■ **Stated goal**
Extract each line from the entries below that has the string "служба" in it.

(Stored records)

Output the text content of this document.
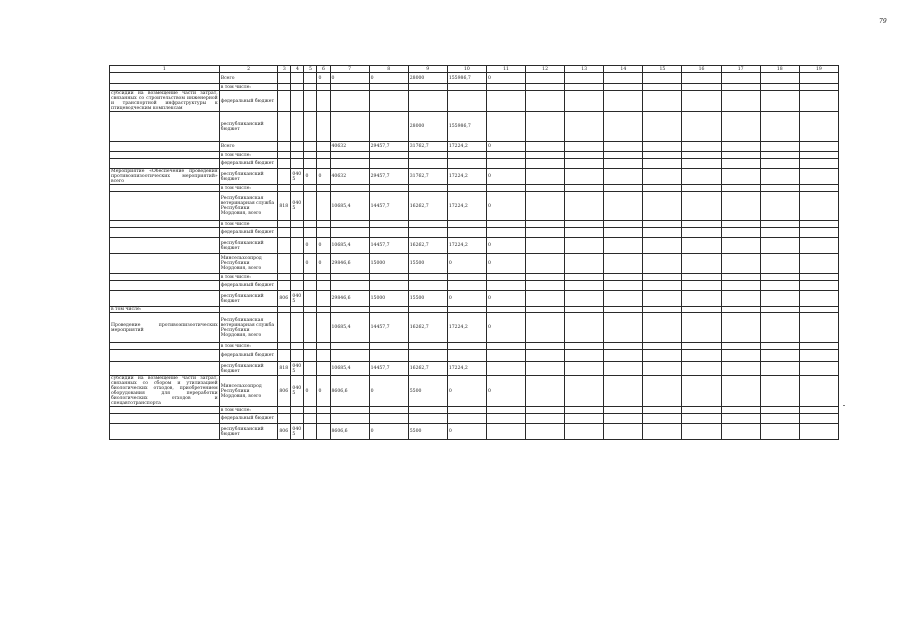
79
1	2	3	4	5	6	7	8	9	10	11	12	13	14	15	16	17	18	19
	Всего				0	0	0	28000	155986,7	0								
	в том числе:																	
субсидии на возмещение части затрат, связанных со строительством инженерной и транспортной инфраструктуры к птицеводческим комплексам	федеральный бюджет																	
	республиканский бюджет							28000	155986,7									
	Всего					40632	29457,7	31762,7	17224,2	0								
	в том числе:																	
	федеральный бюджет																	
Мероприятие «Обеспечение проведения противоэпизоотических мероприятий» всего	республиканский бюджет		0405	0	0	40632	29457,7	31762,7	17224,2	0								
	в том числе:																	
	Республиканская ветеринарная служба Республики Мордовия, всего	818	0405			10685,4	14457,7	16262,7	17224,2	0								
	в том числе																	
	федеральный бюджет																	
	республиканский бюджет			0	0	10685,4	14457,7	16262,7	17224,2	0								
	Минсельхозпрод Республики Мордовия, всего			0	0	29846,6	15000	15500	0	0								
	в том числе:																	
	федеральный бюджет																	
	республиканский бюджет	806	0405			29846,6	15000	15500	0	0								
в том числе:																		
Проведение противоэпизоотических мероприятий	Республиканская ветеринарная служба Республики Мордовия, всего					10685,4	14457,7	16262,7	17224,2	0								
	в том числе:																	
	федеральный бюджет																	
	республиканский бюджет	818	0405			10685,4	14457,7	16262,7	17224,2									
субсидии на возмещение части затрат, связанных со сбором и утилизацией биологических отходов, приобретением оборудования для переработки биологических отходов и спецавтотранспорта	Минсельхозпрод Республики Мордовия, всего	806	0405	0	0	8606,6	0	5500	0	0								
	в том числе:																	
	федеральный бюджет																	
	республиканский бюджет	806	0405			8606,6	0	5500	0									
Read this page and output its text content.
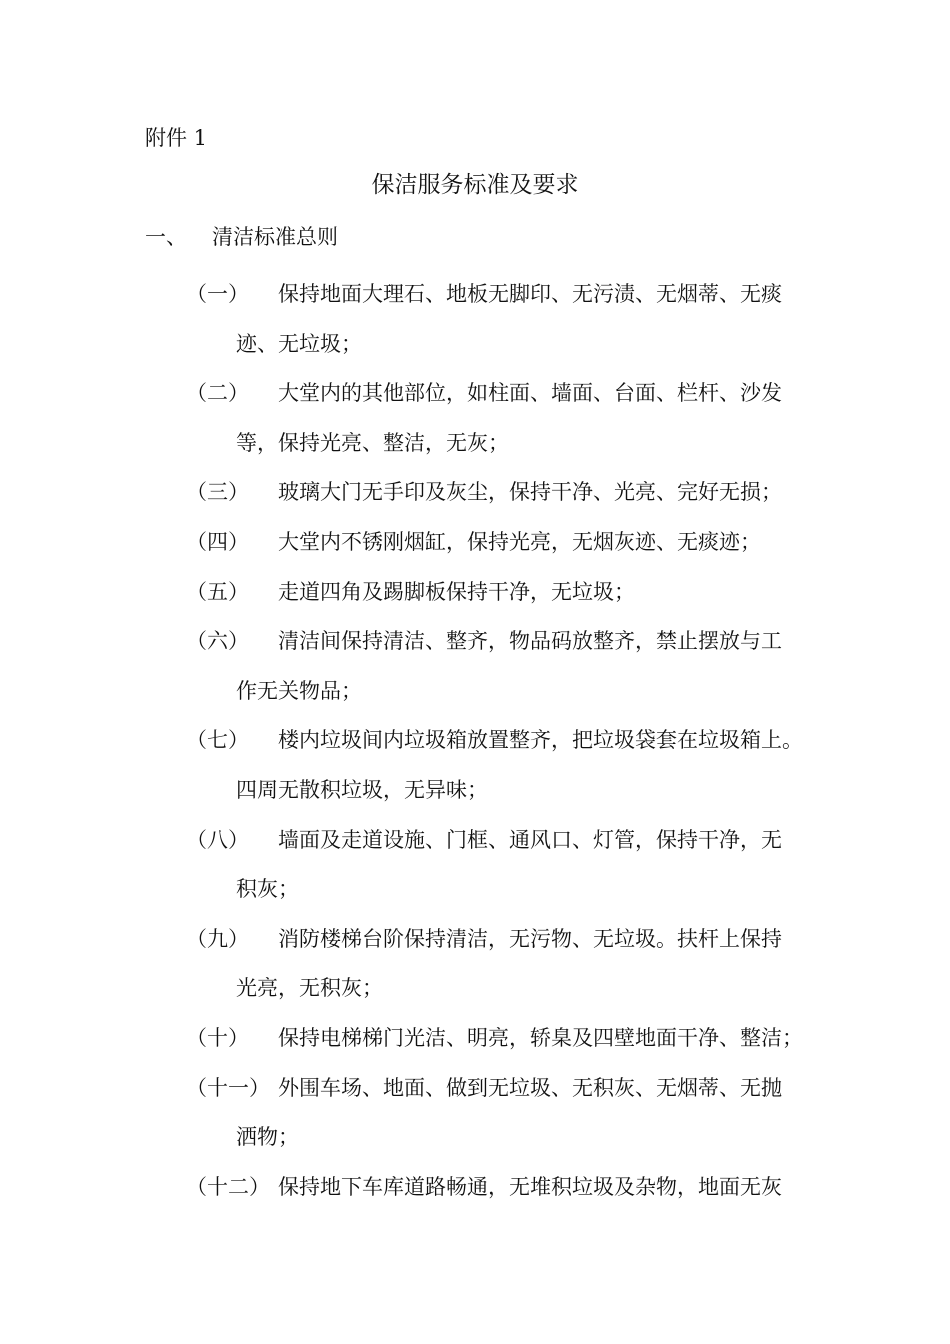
附件 1
保洁服务标准及要求
一、 清洁标准总则
（一） 保持地面大理石、地板无脚印、无污渍、无烟蒂、无痰
迹、无垃圾；
（二） 大堂内的其他部位，如柱面、墙面、台面、栏杆、沙发
等，保持光亮、整洁，无灰；
（三） 玻璃大门无手印及灰尘，保持干净、光亮、完好无损；
（四） 大堂内不锈刚烟缸，保持光亮，无烟灰迹、无痰迹；
（五） 走道四角及踢脚板保持干净，无垃圾；
（六） 清洁间保持清洁、整齐，物品码放整齐，禁止摆放与工
作无关物品；
（七） 楼内垃圾间内垃圾箱放置整齐，把垃圾袋套在垃圾箱上。
四周无散积垃圾，无异味；
（八） 墙面及走道设施、门框、通风口、灯管，保持干净，无
积灰；
（九） 消防楼梯台阶保持清洁，无污物、无垃圾。扶杆上保持
光亮，无积灰；
（十） 保持电梯梯门光洁、明亮，轿臬及四壁地面干净、整洁；
（十一） 外围车场、地面、做到无垃圾、无积灰、无烟蒂、无抛
洒物；
（十二） 保持地下车库道路畅通，无堆积垃圾及杂物，地面无灰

■ **Response to this task**
	Республиканская ветеринарная служба Республики Мордовия, всего	818	0405			10685,4	14457,7	16262,7	17224,2	0								
Проведение противоэпизоотических мероприятий	Республиканская ветеринарная служба Республики Мордовия, всего					10685,4	14457,7	16262,7	17224,2	0								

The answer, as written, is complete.